Return the records exactly as they are.

Start Material provided

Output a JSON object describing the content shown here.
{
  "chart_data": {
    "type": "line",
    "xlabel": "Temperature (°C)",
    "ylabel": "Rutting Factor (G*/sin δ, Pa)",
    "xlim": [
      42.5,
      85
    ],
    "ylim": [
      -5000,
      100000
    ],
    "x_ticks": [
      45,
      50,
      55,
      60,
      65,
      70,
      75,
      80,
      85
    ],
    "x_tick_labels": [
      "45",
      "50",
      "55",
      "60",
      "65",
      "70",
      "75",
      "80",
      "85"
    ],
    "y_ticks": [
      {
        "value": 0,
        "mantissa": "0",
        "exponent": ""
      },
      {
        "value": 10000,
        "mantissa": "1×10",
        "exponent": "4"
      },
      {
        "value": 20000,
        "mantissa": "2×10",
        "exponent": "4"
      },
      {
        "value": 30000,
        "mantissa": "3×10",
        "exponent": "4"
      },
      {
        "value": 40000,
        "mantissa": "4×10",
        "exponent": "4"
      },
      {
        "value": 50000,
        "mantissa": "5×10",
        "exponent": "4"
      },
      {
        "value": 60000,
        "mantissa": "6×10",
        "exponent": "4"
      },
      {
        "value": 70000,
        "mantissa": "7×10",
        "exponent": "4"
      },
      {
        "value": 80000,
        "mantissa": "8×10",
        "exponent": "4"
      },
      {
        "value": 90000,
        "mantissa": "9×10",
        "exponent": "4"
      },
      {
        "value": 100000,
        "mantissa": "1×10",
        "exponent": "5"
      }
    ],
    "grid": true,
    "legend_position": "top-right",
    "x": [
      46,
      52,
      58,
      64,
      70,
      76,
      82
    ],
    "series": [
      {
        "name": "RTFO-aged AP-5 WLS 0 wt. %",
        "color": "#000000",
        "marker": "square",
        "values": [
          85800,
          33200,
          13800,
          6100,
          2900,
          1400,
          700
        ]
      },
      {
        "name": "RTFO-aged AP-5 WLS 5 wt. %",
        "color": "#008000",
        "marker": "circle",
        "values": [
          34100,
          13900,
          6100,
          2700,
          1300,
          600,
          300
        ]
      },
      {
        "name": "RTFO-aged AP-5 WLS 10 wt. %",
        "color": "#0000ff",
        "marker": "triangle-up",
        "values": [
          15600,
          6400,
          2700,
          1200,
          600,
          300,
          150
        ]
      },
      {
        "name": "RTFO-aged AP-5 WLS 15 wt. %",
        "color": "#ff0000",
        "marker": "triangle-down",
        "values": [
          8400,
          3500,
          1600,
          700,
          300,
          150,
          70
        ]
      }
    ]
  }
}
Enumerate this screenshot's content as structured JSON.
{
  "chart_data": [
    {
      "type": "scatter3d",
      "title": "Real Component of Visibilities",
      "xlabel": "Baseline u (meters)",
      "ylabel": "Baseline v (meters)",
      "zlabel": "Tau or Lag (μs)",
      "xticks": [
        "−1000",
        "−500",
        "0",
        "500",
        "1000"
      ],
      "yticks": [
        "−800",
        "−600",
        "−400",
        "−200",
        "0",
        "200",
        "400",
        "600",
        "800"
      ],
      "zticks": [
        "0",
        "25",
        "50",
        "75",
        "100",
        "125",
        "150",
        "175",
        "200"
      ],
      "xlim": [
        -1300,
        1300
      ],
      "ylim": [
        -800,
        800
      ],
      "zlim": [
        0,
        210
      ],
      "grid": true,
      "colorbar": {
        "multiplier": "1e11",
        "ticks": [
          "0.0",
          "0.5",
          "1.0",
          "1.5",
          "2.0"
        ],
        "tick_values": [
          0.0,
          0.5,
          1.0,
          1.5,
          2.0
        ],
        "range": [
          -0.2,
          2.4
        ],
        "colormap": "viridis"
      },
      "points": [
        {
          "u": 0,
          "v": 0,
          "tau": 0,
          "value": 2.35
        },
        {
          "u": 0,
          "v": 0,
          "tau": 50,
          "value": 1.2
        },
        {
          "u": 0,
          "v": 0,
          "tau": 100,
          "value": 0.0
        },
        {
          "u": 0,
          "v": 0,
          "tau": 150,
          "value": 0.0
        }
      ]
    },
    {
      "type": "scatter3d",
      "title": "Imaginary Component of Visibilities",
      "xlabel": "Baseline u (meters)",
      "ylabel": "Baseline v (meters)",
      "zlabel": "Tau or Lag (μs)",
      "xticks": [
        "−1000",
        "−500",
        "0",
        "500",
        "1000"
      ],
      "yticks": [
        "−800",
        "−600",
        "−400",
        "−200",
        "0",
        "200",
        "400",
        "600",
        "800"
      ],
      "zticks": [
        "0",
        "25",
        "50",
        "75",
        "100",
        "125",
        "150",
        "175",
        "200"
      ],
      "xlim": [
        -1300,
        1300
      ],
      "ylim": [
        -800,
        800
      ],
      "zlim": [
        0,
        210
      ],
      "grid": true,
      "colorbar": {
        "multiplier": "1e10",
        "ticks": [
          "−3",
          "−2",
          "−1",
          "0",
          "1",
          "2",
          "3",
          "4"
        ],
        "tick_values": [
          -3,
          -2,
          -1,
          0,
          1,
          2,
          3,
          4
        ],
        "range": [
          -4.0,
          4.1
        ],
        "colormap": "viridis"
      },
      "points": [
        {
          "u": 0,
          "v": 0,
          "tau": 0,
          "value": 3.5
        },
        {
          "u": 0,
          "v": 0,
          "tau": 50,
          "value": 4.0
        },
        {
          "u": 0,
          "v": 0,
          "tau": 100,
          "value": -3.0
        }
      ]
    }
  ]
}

End Material provided

### Final result
Output a JSON object describing the content shown here.
{
  "chart_data": {
    "type": "line",
    "xlabel": "Temperature (°C)",
    "ylabel": "Rutting Factor (G*/sin δ, Pa)",
    "xlim": [
      42.5,
      85
    ],
    "ylim": [
      -5000,
      100000
    ],
    "x_ticks": [
      45,
      50,
      55,
      60,
      65,
      70,
      75,
      80,
      85
    ],
    "x_tick_labels": [
      "45",
      "50",
      "55",
      "60",
      "65",
      "70",
      "75",
      "80",
      "85"
    ],
    "y_ticks": [
      {
        "value": 0,
        "mantissa": "0",
        "exponent": ""
      },
      {
        "value": 10000,
        "mantissa": "1×10",
        "exponent": "4"
      },
      {
        "value": 20000,
        "mantissa": "2×10",
        "exponent": "4"
      },
      {
        "value": 30000,
        "mantissa": "3×10",
        "exponent": "4"
      },
      {
        "value": 40000,
        "mantissa": "4×10",
        "exponent": "4"
      },
      {
        "value": 50000,
        "mantissa": "5×10",
        "exponent": "4"
      },
      {
        "value": 60000,
        "mantissa": "6×10",
        "exponent": "4"
      },
      {
        "value": 70000,
        "mantissa": "7×10",
        "exponent": "4"
      },
      {
        "value": 80000,
        "mantissa": "8×10",
        "exponent": "4"
      },
      {
        "value": 90000,
        "mantissa": "9×10",
        "exponent": "4"
      },
      {
        "value": 100000,
        "mantissa": "1×10",
        "exponent": "5"
      }
    ],
    "grid": true,
    "legend_position": "top-right",
    "x": [
      46,
      52,
      58,
      64,
      70,
      76,
      82
    ],
    "series": [
      {
        "name": "RTFO-aged AP-5 WLS 0 wt. %",
        "color": "#000000",
        "marker": "square",
        "values": [
          85800,
          33200,
          13800,
          6100,
          2900,
          1400,
          700
        ]
      },
      {
        "name": "RTFO-aged AP-5 WLS 5 wt. %",
        "color": "#008000",
        "marker": "circle",
        "values": [
          34100,
          13900,
          6100,
          2700,
          1300,
          600,
          300
        ]
      },
      {
        "name": "RTFO-aged AP-5 WLS 10 wt. %",
        "color": "#0000ff",
        "marker": "triangle-up",
        "values": [
          15600,
          6400,
          2700,
          1200,
          600,
          300,
          150
        ]
      },
      {
        "name": "RTFO-aged AP-5 WLS 15 wt. %",
        "color": "#ff0000",
        "marker": "triangle-down",
        "values": [
          8400,
          3500,
          1600,
          700,
          300,
          150,
          70
        ]
      }
    ]
  }
}
Enumerate this screenshot's content as structured JSON.
{
  "chart_data": [
    {
      "type": "scatter3d",
      "title": "Real Component of Visibilities",
      "xlabel": "Baseline u (meters)",
      "ylabel": "Baseline v (meters)",
      "zlabel": "Tau or Lag (μs)",
      "xticks": [
        "−1000",
        "−500",
        "0",
        "500",
        "1000"
      ],
      "yticks": [
        "−800",
        "−600",
        "−400",
        "−200",
        "0",
        "200",
        "400",
        "600",
        "800"
      ],
      "zticks": [
        "0",
        "25",
        "50",
        "75",
        "100",
        "125",
        "150",
        "175",
        "200"
      ],
      "xlim": [
        -1300,
        1300
      ],
      "ylim": [
        -800,
        800
      ],
      "zlim": [
        0,
        210
      ],
      "grid": true,
      "colorbar": {
        "multiplier": "1e11",
        "ticks": [
          "0.0",
          "0.5",
          "1.0",
          "1.5",
          "2.0"
        ],
        "tick_values": [
          0.0,
          0.5,
          1.0,
          1.5,
          2.0
        ],
        "range": [
          -0.2,
          2.4
        ],
        "colormap": "viridis"
      },
      "points": [
        {
          "u": 0,
          "v": 0,
          "tau": 0,
          "value": 2.35
        },
        {
          "u": 0,
          "v": 0,
          "tau": 50,
          "value": 1.2
        },
        {
          "u": 0,
          "v": 0,
          "tau": 100,
          "value": 0.0
        },
        {
          "u": 0,
          "v": 0,
          "tau": 150,
          "value": 0.0
        }
      ]
    },
    {
      "type": "scatter3d",
      "title": "Imaginary Component of Visibilities",
      "xlabel": "Baseline u (meters)",
      "ylabel": "Baseline v (meters)",
      "zlabel": "Tau or Lag (μs)",
      "xticks": [
        "−1000",
        "−500",
        "0",
        "500",
        "1000"
      ],
      "yticks": [
        "−800",
        "−600",
        "−400",
        "−200",
        "0",
        "200",
        "400",
        "600",
        "800"
      ],
      "zticks": [
        "0",
        "25",
        "50",
        "75",
        "100",
        "125",
        "150",
        "175",
        "200"
      ],
      "xlim": [
        -1300,
        1300
      ],
      "ylim": [
        -800,
        800
      ],
      "zlim": [
        0,
        210
      ],
      "grid": true,
      "colorbar": {
        "multiplier": "1e10",
        "ticks": [
          "−3",
          "−2",
          "−1",
          "0",
          "1",
          "2",
          "3",
          "4"
        ],
        "tick_values": [
          -3,
          -2,
          -1,
          0,
          1,
          2,
          3,
          4
        ],
        "range": [
          -4.0,
          4.1
        ],
        "colormap": "viridis"
      },
      "points": [
        {
          "u": 0,
          "v": 0,
          "tau": 0,
          "value": 3.5
        },
        {
          "u": 0,
          "v": 0,
          "tau": 50,
          "value": 4.0
        },
        {
          "u": 0,
          "v": 0,
          "tau": 100,
          "value": -3.0
        }
      ]
    }
  ]
}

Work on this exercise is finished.